● Instructions to follow
Copy the data below word for word, without the pictures.

● Rows

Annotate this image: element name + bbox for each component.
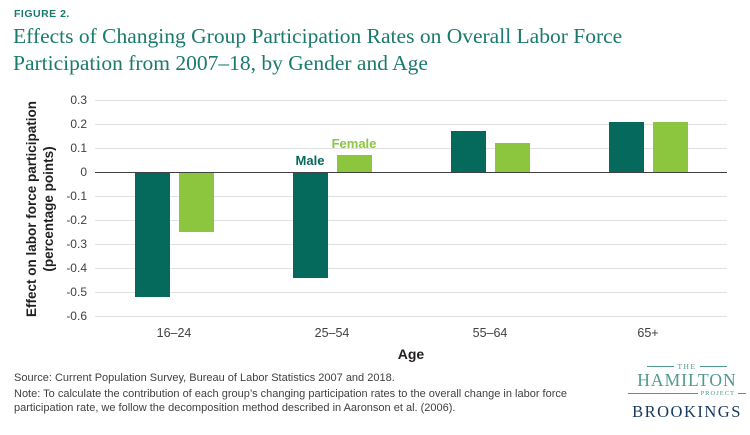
- figure-title-line1: Effects of Changing Group Participation …: [13, 24, 623, 48]
- logo-brookings-text: BROOKINGS: [632, 402, 742, 421]
- y-tick-label: 0: [80, 165, 87, 179]
- logo-rule-right: [699, 366, 727, 367]
- x-tick-label: 65+: [637, 326, 659, 340]
- figure-title: Effects of Changing Group Participation …: [13, 23, 622, 77]
- gridline--0.5: [95, 292, 727, 293]
- y-tick-label: 0.2: [70, 117, 87, 131]
- gridline--0.4: [95, 268, 727, 269]
- gridline-0.2: [95, 124, 727, 125]
- y-tick-label: -0.6: [66, 309, 87, 323]
- gridline--0.2: [95, 220, 727, 221]
- gridline-0.3: [95, 100, 727, 101]
- x-tick-label: 55–64: [472, 326, 508, 340]
- x-tick-label: 16–24: [156, 326, 192, 340]
- gridline--0.3: [95, 244, 727, 245]
- logo-the-row: THE: [628, 362, 746, 371]
- logo-project-text: PROJECT: [700, 390, 735, 397]
- x-tick-label: 25–54: [314, 326, 350, 340]
- bar-female-16–24: [178, 172, 214, 232]
- bar-male-55–64: [450, 131, 486, 172]
- bar-female-65+: [652, 121, 688, 172]
- logo-rule-long: [628, 393, 698, 394]
- gridline--0.6: [95, 316, 727, 317]
- logo-hamilton-text: HAMILTON: [637, 370, 737, 390]
- y-tick-label: 0.1: [70, 141, 87, 155]
- logo-rule-left: [647, 366, 675, 367]
- gridline--0.1: [95, 196, 727, 197]
- y-tick-label: -0.2: [66, 213, 87, 227]
- bar-female-55–64: [494, 143, 530, 172]
- hamilton-project-brookings-logo: THE HAMILTON PROJECT BROOKINGS: [628, 362, 746, 422]
- female-series-label: Female: [331, 136, 377, 152]
- logo-project-row: PROJECT: [628, 390, 746, 397]
- bar-male-16–24: [134, 172, 170, 297]
- bar-female-25–54: [336, 155, 372, 172]
- logo-rule-short: [738, 393, 746, 394]
- y-tick-label: -0.4: [66, 261, 87, 275]
- bar-male-25–54: [292, 172, 328, 278]
- y-tick-label: -0.5: [66, 285, 87, 299]
- bar-male-65+: [608, 121, 644, 172]
- figure-number-label: FIGURE 2.: [14, 8, 70, 20]
- male-series-label: Male: [295, 153, 325, 168]
- gridline-0.1: [95, 148, 727, 149]
- y-tick-label: 0.3: [70, 93, 87, 107]
- figure-title-line2: Participation from 2007–18, by Gender an…: [13, 51, 428, 75]
- y-tick-label: -0.1: [66, 189, 87, 203]
- source-note: Source: Current Population Survey, Burea…: [14, 372, 395, 384]
- logo-the-text: THE: [677, 362, 697, 371]
- methodology-note: Note: To calculate the contribution of e…: [14, 388, 567, 414]
- x-axis-title: Age: [397, 346, 425, 362]
- zero-axis-line: [95, 172, 727, 173]
- y-tick-label: -0.3: [66, 237, 87, 251]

● Written response
Annotate this image: element name + bbox for each component.
- figure-title-line1: Effects of Changing Group Participation …: [13, 24, 623, 48]
- logo-brookings-text: BROOKINGS: [632, 402, 742, 421]
- y-tick-label: 0: [80, 165, 87, 179]
- logo-rule-right: [699, 366, 727, 367]
- x-tick-label: 65+: [637, 326, 659, 340]
- figure-title: Effects of Changing Group Participation …: [13, 23, 622, 77]
- gridline--0.5: [95, 292, 727, 293]
- y-tick-label: 0.2: [70, 117, 87, 131]
- gridline--0.4: [95, 268, 727, 269]
- gridline-0.2: [95, 124, 727, 125]
- y-tick-label: -0.6: [66, 309, 87, 323]
- gridline--0.2: [95, 220, 727, 221]
- gridline-0.3: [95, 100, 727, 101]
- x-tick-label: 55–64: [472, 326, 508, 340]
- x-tick-label: 16–24: [156, 326, 192, 340]
- gridline--0.3: [95, 244, 727, 245]
- logo-the-row: THE: [628, 362, 746, 371]
- logo-project-text: PROJECT: [700, 390, 735, 397]
- x-tick-label: 25–54: [314, 326, 350, 340]
- bar-female-16–24: [178, 172, 214, 232]
- bar-male-55–64: [450, 131, 486, 172]
- bar-female-65+: [652, 121, 688, 172]
- logo-rule-long: [628, 393, 698, 394]
- gridline--0.6: [95, 316, 727, 317]
- logo-hamilton-text: HAMILTON: [637, 370, 737, 390]
- y-tick-label: 0.1: [70, 141, 87, 155]
- logo-rule-left: [647, 366, 675, 367]
- gridline--0.1: [95, 196, 727, 197]
- y-tick-label: -0.2: [66, 213, 87, 227]
- bar-female-55–64: [494, 143, 530, 172]
- hamilton-project-brookings-logo: THE HAMILTON PROJECT BROOKINGS: [628, 362, 746, 422]
- female-series-label: Female: [331, 136, 377, 152]
- logo-project-row: PROJECT: [628, 390, 746, 397]
- bar-male-16–24: [134, 172, 170, 297]
- bar-female-25–54: [336, 155, 372, 172]
- logo-rule-short: [738, 393, 746, 394]
- y-tick-label: -0.4: [66, 261, 87, 275]
- bar-male-25–54: [292, 172, 328, 278]
- y-tick-label: -0.5: [66, 285, 87, 299]
- bar-male-65+: [608, 121, 644, 172]
- figure-number-label: FIGURE 2.: [14, 8, 70, 20]
- male-series-label: Male: [295, 153, 325, 168]
- gridline-0.1: [95, 148, 727, 149]
- y-tick-label: 0.3: [70, 93, 87, 107]
- figure-title-line2: Participation from 2007–18, by Gender an…: [13, 51, 428, 75]
- y-tick-label: -0.1: [66, 189, 87, 203]
- source-note: Source: Current Population Survey, Burea…: [14, 372, 395, 384]
- logo-the-text: THE: [677, 362, 697, 371]
- methodology-note: Note: To calculate the contribution of e…: [14, 388, 567, 414]
- x-axis-title: Age: [397, 346, 425, 362]
- zero-axis-line: [95, 172, 727, 173]
- y-tick-label: -0.3: [66, 237, 87, 251]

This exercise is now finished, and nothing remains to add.